## OBJECTIVE
Would you output the whole listing below, exactly as it reads?

## RECORDS FOR PROCESSING
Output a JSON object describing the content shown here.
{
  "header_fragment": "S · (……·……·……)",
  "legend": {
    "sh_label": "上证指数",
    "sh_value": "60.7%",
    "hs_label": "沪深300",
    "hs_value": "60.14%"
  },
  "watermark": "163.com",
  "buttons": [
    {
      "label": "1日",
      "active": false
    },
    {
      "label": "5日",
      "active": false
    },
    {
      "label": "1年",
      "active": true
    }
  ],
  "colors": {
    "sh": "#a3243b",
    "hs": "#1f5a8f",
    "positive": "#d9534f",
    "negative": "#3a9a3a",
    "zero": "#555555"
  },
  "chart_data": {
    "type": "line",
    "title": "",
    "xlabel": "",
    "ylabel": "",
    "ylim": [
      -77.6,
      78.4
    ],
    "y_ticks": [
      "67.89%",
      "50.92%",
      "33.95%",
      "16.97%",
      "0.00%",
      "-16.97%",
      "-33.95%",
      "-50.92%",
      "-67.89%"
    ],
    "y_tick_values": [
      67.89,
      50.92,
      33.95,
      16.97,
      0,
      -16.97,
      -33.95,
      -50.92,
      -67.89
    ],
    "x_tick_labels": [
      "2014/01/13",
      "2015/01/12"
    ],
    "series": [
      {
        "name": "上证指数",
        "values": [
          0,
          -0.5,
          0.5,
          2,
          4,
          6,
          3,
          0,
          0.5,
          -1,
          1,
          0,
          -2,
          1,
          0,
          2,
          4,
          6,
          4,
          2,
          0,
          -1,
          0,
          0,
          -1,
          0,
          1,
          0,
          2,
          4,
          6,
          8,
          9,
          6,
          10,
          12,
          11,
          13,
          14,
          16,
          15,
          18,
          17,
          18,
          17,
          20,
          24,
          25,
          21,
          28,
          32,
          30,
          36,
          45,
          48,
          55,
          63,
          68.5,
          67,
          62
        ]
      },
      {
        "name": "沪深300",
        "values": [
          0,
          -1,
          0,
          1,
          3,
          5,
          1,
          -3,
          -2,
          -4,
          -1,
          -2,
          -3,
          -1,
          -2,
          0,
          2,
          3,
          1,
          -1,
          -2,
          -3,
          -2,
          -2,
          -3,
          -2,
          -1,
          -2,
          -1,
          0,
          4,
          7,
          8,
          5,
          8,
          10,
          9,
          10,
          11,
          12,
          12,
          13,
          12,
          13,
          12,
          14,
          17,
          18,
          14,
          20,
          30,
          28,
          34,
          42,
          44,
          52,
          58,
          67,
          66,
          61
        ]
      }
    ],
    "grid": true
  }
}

## TASK RESPONSE
Output a JSON object describing the content shown here.
{
  "header_fragment": "S · (……·……·……)",
  "legend": {
    "sh_label": "上证指数",
    "sh_value": "60.7%",
    "hs_label": "沪深300",
    "hs_value": "60.14%"
  },
  "watermark": "163.com",
  "buttons": [
    {
      "label": "1日",
      "active": false
    },
    {
      "label": "5日",
      "active": false
    },
    {
      "label": "1年",
      "active": true
    }
  ],
  "colors": {
    "sh": "#a3243b",
    "hs": "#1f5a8f",
    "positive": "#d9534f",
    "negative": "#3a9a3a",
    "zero": "#555555"
  },
  "chart_data": {
    "type": "line",
    "title": "",
    "xlabel": "",
    "ylabel": "",
    "ylim": [
      -77.6,
      78.4
    ],
    "y_ticks": [
      "67.89%",
      "50.92%",
      "33.95%",
      "16.97%",
      "0.00%",
      "-16.97%",
      "-33.95%",
      "-50.92%",
      "-67.89%"
    ],
    "y_tick_values": [
      67.89,
      50.92,
      33.95,
      16.97,
      0,
      -16.97,
      -33.95,
      -50.92,
      -67.89
    ],
    "x_tick_labels": [
      "2014/01/13",
      "2015/01/12"
    ],
    "series": [
      {
        "name": "上证指数",
        "values": [
          0,
          -0.5,
          0.5,
          2,
          4,
          6,
          3,
          0,
          0.5,
          -1,
          1,
          0,
          -2,
          1,
          0,
          2,
          4,
          6,
          4,
          2,
          0,
          -1,
          0,
          0,
          -1,
          0,
          1,
          0,
          2,
          4,
          6,
          8,
          9,
          6,
          10,
          12,
          11,
          13,
          14,
          16,
          15,
          18,
          17,
          18,
          17,
          20,
          24,
          25,
          21,
          28,
          32,
          30,
          36,
          45,
          48,
          55,
          63,
          68.5,
          67,
          62
        ]
      },
      {
        "name": "沪深300",
        "values": [
          0,
          -1,
          0,
          1,
          3,
          5,
          1,
          -3,
          -2,
          -4,
          -1,
          -2,
          -3,
          -1,
          -2,
          0,
          2,
          3,
          1,
          -1,
          -2,
          -3,
          -2,
          -2,
          -3,
          -2,
          -1,
          -2,
          -1,
          0,
          4,
          7,
          8,
          5,
          8,
          10,
          9,
          10,
          11,
          12,
          12,
          13,
          12,
          13,
          12,
          14,
          17,
          18,
          14,
          20,
          30,
          28,
          34,
          42,
          44,
          52,
          58,
          67,
          66,
          61
        ]
      }
    ],
    "grid": true
  }
}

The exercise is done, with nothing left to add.